> _Data for processing_:

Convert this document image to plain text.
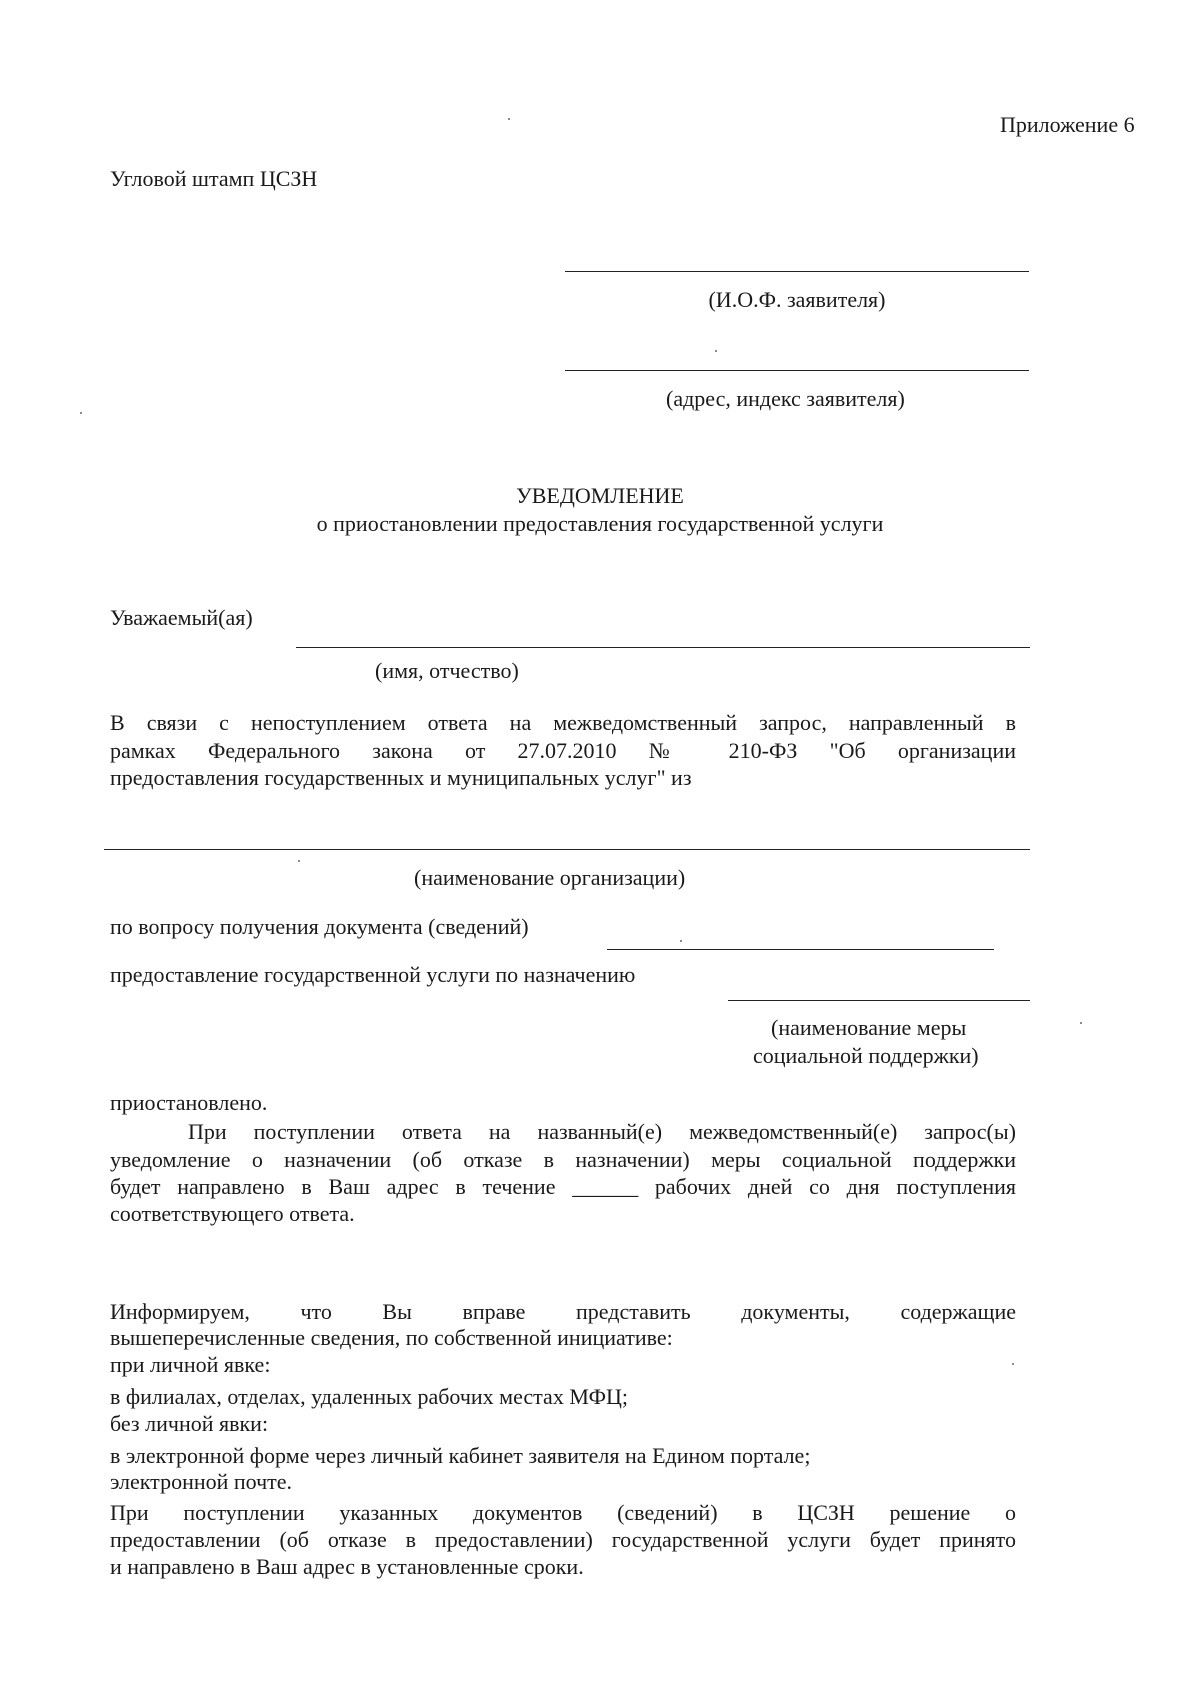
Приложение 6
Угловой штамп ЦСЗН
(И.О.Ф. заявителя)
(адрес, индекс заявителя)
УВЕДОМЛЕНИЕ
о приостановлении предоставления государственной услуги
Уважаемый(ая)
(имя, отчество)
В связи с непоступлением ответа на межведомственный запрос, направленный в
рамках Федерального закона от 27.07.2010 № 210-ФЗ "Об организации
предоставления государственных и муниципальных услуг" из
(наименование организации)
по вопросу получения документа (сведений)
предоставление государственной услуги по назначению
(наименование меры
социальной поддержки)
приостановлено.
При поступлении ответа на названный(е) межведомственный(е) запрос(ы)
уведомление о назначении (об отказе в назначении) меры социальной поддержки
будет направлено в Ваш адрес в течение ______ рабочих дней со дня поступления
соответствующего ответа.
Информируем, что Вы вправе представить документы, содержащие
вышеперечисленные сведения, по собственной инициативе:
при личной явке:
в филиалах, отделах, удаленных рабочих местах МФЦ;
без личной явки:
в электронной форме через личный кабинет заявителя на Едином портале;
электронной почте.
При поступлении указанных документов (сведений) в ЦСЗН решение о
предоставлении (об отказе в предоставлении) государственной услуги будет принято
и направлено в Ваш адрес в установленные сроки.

---

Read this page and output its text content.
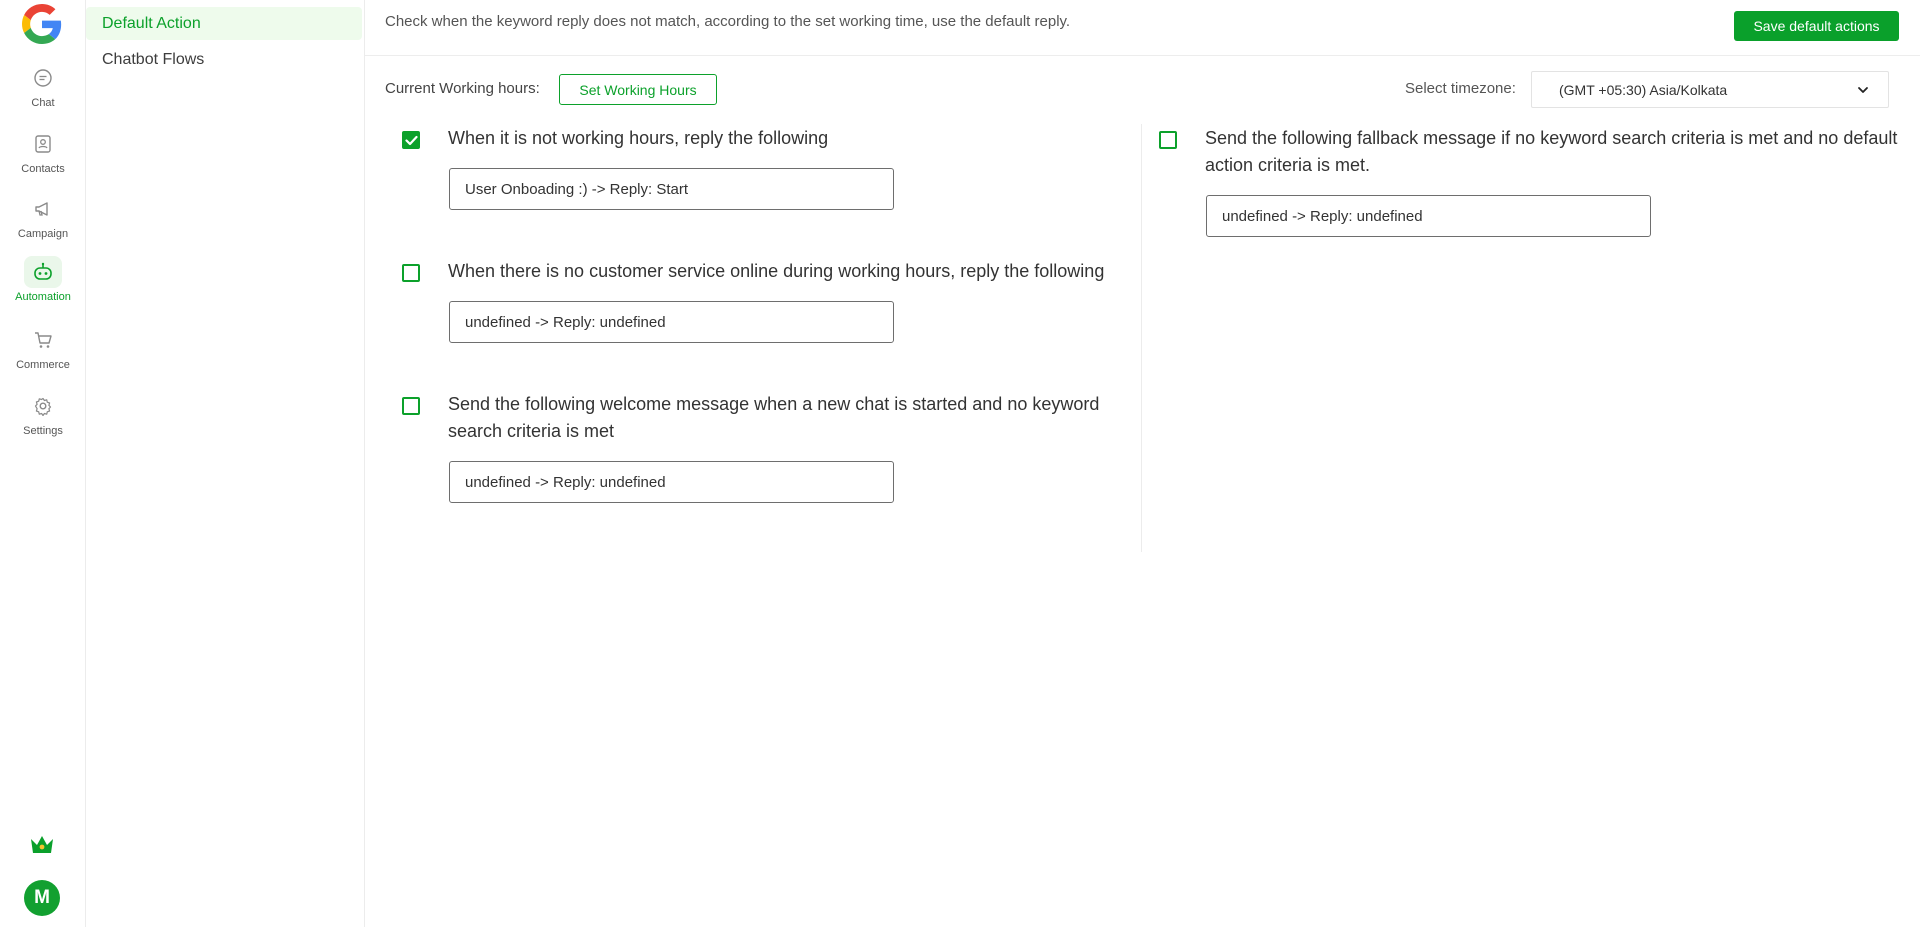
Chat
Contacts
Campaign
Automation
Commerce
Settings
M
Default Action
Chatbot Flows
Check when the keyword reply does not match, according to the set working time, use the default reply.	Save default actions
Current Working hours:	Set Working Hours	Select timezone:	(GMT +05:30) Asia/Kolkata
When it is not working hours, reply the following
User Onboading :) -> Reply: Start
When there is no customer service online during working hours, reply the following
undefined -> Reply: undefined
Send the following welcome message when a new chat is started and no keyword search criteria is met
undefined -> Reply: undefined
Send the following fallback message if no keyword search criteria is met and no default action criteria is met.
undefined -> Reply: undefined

> _Your instructions_: Which lines of the material contain the string "наименование"? List each of them.

> _Solution to the problem_:
(наименование организации)
(наименование меры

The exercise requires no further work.